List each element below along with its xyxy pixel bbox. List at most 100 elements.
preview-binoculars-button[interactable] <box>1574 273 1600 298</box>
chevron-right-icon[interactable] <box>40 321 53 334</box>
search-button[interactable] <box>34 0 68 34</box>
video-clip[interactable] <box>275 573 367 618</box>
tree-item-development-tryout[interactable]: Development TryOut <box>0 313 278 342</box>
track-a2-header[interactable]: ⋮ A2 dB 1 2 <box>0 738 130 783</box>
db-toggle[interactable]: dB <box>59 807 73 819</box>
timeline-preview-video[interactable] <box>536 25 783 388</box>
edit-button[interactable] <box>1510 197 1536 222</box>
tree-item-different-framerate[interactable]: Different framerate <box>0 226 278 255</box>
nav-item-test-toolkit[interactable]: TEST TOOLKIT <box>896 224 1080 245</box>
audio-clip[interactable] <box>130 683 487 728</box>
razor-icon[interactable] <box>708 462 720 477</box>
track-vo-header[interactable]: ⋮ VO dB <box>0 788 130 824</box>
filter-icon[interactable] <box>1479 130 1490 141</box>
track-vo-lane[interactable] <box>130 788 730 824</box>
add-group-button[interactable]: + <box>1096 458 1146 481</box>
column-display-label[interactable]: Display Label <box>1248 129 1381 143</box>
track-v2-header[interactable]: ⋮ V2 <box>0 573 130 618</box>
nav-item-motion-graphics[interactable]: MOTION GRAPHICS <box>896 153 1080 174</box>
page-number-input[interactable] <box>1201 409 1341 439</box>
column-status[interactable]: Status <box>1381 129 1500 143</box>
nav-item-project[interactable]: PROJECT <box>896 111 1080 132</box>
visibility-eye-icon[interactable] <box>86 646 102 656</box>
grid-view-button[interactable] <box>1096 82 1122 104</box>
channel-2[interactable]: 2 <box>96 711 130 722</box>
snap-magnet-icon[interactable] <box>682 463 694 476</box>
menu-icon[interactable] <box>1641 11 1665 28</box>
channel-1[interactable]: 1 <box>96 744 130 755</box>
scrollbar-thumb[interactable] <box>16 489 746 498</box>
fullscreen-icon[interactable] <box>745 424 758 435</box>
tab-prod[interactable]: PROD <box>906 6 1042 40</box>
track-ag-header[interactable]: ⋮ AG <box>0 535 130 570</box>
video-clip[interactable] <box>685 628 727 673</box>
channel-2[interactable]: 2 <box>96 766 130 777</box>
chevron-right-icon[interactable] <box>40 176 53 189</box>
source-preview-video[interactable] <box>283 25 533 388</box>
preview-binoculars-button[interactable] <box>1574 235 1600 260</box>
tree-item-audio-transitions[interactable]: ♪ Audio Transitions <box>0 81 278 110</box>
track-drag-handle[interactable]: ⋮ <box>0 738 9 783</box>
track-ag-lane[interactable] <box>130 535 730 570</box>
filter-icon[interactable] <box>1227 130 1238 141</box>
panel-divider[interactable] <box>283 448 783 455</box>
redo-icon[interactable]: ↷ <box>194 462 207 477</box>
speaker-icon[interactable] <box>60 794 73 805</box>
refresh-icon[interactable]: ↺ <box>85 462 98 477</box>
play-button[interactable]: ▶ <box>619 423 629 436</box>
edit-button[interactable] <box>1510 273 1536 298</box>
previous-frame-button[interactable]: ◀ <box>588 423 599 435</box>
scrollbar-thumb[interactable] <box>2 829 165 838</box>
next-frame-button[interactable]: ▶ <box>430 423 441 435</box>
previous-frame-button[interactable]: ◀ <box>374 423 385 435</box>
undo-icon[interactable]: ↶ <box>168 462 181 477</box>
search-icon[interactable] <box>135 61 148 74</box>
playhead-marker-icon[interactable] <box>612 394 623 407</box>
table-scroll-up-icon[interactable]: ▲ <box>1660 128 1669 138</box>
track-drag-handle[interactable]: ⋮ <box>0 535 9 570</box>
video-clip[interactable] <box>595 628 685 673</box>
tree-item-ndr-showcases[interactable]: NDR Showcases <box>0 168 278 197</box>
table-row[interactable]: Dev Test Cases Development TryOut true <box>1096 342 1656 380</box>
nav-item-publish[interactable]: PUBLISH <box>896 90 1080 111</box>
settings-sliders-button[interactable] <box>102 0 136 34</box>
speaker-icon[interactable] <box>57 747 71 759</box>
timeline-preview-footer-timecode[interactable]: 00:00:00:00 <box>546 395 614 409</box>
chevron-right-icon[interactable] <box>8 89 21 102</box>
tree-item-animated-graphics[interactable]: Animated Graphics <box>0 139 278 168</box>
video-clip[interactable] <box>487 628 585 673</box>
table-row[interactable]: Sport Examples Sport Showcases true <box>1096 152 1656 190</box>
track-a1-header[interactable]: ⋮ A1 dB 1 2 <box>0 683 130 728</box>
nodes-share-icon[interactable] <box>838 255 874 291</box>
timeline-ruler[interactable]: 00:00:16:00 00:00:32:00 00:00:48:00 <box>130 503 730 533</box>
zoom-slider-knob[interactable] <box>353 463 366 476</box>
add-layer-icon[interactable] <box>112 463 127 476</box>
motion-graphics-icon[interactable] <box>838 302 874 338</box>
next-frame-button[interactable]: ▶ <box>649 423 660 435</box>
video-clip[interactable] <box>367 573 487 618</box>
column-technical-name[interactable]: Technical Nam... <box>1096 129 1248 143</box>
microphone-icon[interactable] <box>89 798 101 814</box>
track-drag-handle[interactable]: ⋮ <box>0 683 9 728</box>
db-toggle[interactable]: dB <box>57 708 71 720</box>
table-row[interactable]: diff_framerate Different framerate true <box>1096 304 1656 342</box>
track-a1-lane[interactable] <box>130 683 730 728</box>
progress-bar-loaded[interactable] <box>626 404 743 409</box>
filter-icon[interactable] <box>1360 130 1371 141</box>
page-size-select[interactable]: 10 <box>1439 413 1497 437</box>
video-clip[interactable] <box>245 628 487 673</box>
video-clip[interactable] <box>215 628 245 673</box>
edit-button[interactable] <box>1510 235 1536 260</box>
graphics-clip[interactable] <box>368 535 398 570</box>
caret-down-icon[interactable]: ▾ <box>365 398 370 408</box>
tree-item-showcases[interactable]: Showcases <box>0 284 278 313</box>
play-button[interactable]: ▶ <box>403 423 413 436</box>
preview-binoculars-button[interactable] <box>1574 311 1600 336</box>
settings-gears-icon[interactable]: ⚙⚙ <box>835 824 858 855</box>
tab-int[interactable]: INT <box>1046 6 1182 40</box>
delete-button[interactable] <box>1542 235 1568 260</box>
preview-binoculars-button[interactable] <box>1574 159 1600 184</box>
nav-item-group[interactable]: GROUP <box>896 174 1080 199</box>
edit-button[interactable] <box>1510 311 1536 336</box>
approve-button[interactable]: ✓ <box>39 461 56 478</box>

◇ ◇ ◇

**Given task:** Show each line from the data above that contains the string "search", copied in full.

**Output of the exercise:**
search-button[interactable] <box>34 0 68 34</box>
search-icon[interactable] <box>135 61 148 74</box>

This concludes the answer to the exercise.